## Extracted text

** begin **

Last few hours on PEI. Specifically Charlottetown with a compact, historic centre that has been largely well cared for and unspoiled with modern shopping centres in the suburbs. Strangely, there appeared to be no conflict unlike Summerside. A small city currently of about 60,000 – similar to Shrewsbury. I have no idea what the population was in 1864 but my favourite story about the Charlottetown Conference is that the circus was in town that week and as the Canadian delegates had invited themselves, there was insufficient lodging in town because the Maritime delegates and the circus had already booked it all so they had to stay each night on the ship that brought them. It seems that play was just as important as work because after each days hot air, there was a banquet & dancing to the small hours! Politicians seem to have changed little.

One of the major concerns I had for the wellbeing of the Maritimes community was the absence of a Canadian Tyre – how can any society flourish without one in reasonable proximity? I had not seen one on arrival in Halifax or since. I am delighted to report that there is one in Charlottetown, at least.

We paid a visit to the Lieutenant Governor's residence, a pleasant house in a nice spot overlooking the bay. It is still lived in but free guided tours were available by waiting outside for the next tour on the hour and half hour and the young lass who showed us around spent rather more than the allocated 30 minutes so had a large group waiting after us. Apparently Prince William & Catherine stayed there last year; a slight difference to our B&B and I expect a slightly different price. Speaking of which, we met our fellow guests for breakfast, a girl from Quebec Province who had cycled from there and was planning to cross on the ferry from Wood Island before cycling round the Cabot trail in Nova Scotia. I asked what colour her helmet was so we could look out for it (it's white & purple); we'll hoot as we pass her. There was a lovely family from Toronto with a 14 year old son with his arm in plaster following a soccer accident – it is a vicious game. Apparently they love the BBC output and are particularly fond of Top Gear.

** end **

## Data supplied
** begin **

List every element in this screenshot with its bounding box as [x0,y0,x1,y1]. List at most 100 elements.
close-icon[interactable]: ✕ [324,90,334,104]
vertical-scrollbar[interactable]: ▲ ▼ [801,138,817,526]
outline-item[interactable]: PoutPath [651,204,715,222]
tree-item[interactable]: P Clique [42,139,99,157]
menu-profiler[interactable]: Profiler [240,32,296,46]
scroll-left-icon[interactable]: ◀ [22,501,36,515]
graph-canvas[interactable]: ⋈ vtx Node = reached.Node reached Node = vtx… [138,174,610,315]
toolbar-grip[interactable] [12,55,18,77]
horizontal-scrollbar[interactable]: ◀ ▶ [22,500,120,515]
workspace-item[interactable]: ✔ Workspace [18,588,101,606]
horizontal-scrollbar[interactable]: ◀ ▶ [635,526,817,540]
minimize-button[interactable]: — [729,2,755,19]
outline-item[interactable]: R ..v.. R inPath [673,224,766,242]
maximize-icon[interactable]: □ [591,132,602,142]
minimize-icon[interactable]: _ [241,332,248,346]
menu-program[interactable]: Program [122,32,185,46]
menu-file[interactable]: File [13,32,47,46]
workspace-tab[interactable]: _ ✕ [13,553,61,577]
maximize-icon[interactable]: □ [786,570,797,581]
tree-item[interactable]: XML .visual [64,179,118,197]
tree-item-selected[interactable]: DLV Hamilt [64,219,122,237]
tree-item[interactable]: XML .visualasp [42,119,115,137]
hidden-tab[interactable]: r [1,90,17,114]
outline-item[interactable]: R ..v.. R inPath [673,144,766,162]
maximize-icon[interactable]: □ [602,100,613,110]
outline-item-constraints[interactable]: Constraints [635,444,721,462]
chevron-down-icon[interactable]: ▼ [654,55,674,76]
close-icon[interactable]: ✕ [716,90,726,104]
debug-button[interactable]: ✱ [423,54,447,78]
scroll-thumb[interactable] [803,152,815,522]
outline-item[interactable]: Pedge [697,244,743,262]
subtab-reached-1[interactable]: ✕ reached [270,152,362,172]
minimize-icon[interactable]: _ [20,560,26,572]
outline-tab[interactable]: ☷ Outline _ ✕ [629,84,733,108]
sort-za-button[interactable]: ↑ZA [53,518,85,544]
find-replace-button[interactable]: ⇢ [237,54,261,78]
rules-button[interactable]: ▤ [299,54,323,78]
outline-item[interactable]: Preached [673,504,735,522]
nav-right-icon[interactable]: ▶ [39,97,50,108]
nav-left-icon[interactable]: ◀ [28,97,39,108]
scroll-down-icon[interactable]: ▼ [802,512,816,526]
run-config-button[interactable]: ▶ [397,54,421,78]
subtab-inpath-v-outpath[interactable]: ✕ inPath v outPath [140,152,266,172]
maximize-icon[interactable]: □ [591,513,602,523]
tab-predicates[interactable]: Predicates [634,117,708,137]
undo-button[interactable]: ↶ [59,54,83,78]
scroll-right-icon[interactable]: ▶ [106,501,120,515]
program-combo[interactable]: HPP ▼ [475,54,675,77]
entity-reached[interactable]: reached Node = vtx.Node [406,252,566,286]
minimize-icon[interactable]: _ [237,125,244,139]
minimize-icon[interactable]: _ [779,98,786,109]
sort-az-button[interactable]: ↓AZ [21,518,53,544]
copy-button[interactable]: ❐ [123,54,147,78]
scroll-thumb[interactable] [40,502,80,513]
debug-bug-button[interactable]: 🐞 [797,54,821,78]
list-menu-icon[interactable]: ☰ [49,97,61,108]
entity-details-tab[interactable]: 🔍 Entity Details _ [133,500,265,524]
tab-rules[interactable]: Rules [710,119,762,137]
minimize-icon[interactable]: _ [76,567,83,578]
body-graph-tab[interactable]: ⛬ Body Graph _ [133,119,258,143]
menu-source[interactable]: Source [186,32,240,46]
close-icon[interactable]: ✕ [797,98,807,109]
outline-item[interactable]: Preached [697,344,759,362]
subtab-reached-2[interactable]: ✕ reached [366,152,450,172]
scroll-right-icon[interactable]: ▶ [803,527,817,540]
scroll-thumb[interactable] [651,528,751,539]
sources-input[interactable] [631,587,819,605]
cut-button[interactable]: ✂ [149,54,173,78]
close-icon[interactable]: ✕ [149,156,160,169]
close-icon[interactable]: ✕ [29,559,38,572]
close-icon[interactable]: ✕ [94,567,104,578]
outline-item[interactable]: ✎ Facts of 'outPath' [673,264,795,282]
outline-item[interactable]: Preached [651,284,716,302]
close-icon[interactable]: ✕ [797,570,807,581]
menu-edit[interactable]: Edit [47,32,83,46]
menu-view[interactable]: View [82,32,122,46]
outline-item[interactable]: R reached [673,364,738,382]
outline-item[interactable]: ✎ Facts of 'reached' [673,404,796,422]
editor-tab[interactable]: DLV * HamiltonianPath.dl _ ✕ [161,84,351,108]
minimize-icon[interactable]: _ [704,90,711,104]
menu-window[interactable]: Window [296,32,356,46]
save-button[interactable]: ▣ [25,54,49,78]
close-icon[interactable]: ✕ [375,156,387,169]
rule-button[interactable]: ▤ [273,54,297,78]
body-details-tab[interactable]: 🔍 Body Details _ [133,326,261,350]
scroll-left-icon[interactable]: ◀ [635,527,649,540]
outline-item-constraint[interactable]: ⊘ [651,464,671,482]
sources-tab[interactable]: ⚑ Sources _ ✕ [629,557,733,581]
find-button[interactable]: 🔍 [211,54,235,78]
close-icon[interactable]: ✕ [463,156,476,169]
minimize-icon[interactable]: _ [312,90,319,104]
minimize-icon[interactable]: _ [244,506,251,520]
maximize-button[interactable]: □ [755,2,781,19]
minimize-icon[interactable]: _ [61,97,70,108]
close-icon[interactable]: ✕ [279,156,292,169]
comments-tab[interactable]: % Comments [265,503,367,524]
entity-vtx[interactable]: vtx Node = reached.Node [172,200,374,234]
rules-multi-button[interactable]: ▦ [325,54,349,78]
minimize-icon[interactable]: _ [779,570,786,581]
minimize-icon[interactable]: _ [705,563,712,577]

** end **

## Work to do
1. Answer these from the Charlottetown passage:
(a) What is Charlottetown's current population?
(b) How often do the free guided tours of the Lieutenant Governor's residence start?
(c) From where did the cyclist from Quebec Province plan to take the ferry?
2. Please explain, using the Charlottetown passage, why the Canadian delegates to the 1864 conference had to stay each night on their ship.
3. Translate this sentence from the Charlottetown passage into French: "We paid a visit to the Lieutenant Governor's residence, a pleasant house in a nice spot overlooking the bay."

## Correct answers
1.
(a) About 60,000.
(b) On the hour and half hour.
(c) Wood Island.

2. The Canadian delegates had invited themselves, and the circus was in town that week. The Maritime delegates and the circus had already booked all the lodging, so none was left for them in town.

3. Nous avons visité la résidence du lieutenant-gouverneur, une maison agréable dans un bel endroit surplombant la baie.